*GIVEN RECORDS*.

------------------------------

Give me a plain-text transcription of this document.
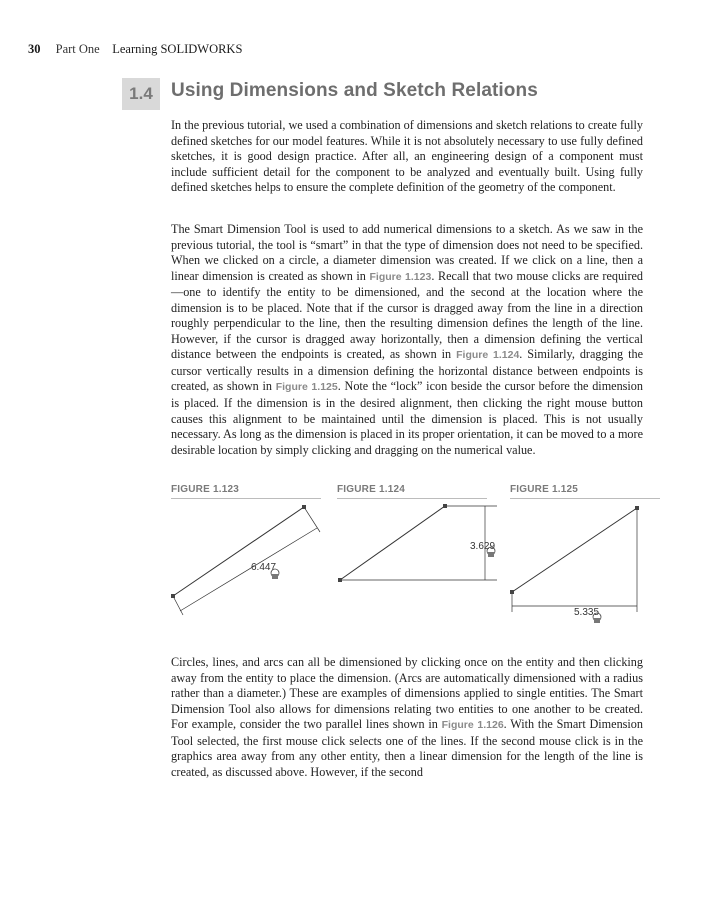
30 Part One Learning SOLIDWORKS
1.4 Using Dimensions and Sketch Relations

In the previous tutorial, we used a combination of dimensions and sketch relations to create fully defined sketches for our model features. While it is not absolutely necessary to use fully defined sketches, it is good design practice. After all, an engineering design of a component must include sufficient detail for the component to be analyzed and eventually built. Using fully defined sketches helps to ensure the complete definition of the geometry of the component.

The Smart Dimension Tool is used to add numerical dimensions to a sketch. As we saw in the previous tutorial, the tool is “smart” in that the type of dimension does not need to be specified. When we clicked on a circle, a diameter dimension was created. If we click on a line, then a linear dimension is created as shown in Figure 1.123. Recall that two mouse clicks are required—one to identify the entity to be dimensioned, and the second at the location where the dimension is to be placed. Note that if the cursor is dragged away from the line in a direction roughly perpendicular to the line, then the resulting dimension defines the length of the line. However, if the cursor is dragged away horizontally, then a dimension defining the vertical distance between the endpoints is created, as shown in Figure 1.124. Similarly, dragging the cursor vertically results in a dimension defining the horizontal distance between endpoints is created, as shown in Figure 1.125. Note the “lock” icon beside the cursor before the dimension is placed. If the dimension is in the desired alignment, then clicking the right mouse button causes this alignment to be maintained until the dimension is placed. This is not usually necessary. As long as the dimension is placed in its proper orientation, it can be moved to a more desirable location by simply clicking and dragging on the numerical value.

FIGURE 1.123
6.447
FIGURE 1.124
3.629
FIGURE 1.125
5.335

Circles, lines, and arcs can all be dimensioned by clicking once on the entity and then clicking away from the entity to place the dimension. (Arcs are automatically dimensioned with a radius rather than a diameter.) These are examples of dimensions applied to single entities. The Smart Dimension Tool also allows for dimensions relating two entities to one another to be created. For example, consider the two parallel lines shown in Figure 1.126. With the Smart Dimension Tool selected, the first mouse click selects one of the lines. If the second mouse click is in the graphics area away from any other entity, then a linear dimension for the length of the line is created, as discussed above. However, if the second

------------------------------

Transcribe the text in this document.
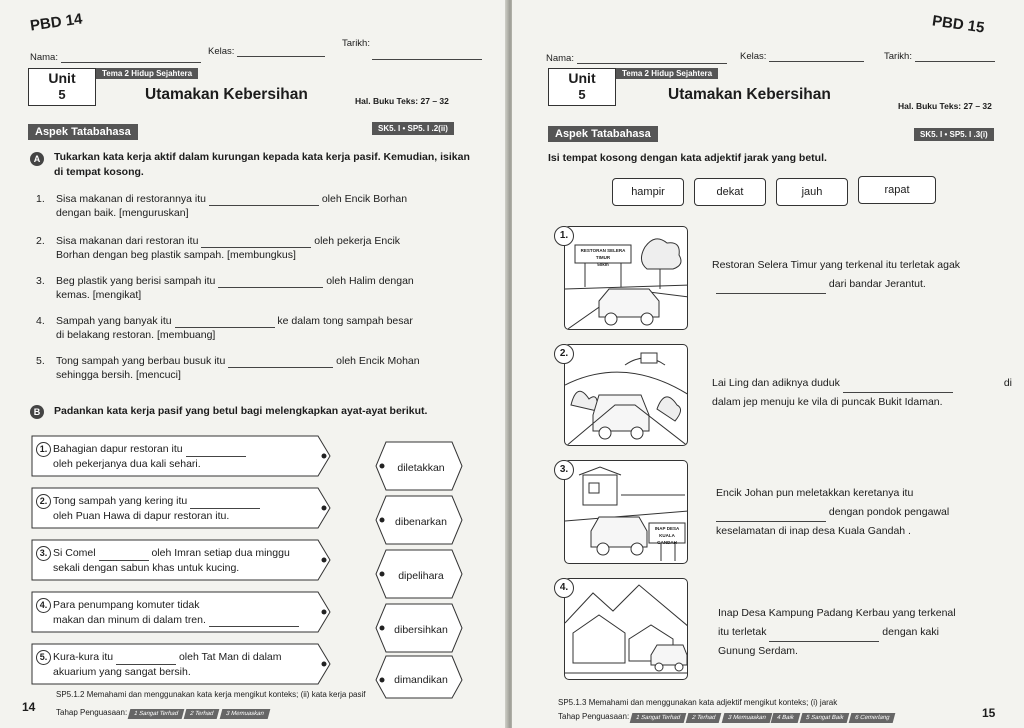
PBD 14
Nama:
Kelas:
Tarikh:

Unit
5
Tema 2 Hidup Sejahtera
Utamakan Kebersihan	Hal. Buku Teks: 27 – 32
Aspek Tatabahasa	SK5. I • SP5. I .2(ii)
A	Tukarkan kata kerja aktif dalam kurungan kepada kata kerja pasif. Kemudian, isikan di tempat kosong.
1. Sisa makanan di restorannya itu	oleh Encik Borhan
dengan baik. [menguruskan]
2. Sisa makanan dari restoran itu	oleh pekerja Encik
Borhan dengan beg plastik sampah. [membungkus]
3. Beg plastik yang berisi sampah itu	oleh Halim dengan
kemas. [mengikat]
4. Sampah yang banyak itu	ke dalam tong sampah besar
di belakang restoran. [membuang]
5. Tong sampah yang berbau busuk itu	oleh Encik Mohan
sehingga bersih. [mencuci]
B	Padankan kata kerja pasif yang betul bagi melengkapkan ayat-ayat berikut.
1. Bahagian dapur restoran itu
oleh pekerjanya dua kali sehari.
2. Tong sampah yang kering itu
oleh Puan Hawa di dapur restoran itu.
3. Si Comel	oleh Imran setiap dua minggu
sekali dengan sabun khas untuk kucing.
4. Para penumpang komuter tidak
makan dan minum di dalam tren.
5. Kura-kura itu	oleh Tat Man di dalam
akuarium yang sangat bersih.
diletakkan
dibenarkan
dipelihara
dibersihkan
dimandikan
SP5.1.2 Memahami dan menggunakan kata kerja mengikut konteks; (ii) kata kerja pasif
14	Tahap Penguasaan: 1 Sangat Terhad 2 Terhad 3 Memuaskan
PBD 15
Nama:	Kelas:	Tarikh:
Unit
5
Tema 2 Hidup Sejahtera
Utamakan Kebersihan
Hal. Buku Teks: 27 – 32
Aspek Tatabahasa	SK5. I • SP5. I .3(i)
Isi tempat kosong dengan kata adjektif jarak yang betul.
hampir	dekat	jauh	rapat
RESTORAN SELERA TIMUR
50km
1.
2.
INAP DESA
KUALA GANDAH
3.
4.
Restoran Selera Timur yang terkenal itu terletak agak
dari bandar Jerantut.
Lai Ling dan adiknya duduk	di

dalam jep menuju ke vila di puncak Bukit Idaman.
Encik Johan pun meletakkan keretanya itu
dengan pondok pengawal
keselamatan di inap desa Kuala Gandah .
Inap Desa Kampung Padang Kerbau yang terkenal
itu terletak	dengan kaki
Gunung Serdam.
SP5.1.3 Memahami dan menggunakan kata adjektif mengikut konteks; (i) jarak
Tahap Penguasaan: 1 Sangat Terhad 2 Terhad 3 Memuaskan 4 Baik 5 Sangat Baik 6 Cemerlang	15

------------------------------

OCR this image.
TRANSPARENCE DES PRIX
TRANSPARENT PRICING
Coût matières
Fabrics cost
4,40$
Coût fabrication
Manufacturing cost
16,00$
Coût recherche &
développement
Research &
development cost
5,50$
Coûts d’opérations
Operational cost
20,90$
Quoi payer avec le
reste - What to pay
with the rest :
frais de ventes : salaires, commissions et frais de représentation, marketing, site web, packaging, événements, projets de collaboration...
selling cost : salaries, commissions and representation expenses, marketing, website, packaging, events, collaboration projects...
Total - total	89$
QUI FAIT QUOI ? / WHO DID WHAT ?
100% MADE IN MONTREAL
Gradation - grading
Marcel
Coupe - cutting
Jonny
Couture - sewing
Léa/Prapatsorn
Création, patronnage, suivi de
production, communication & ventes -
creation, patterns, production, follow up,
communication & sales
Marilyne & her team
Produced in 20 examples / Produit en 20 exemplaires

------------------------------

*REQUIRED TASK*. Output a single number: how many lines contain the word "Terhad".

*EXPECTED OUTPUT*. 2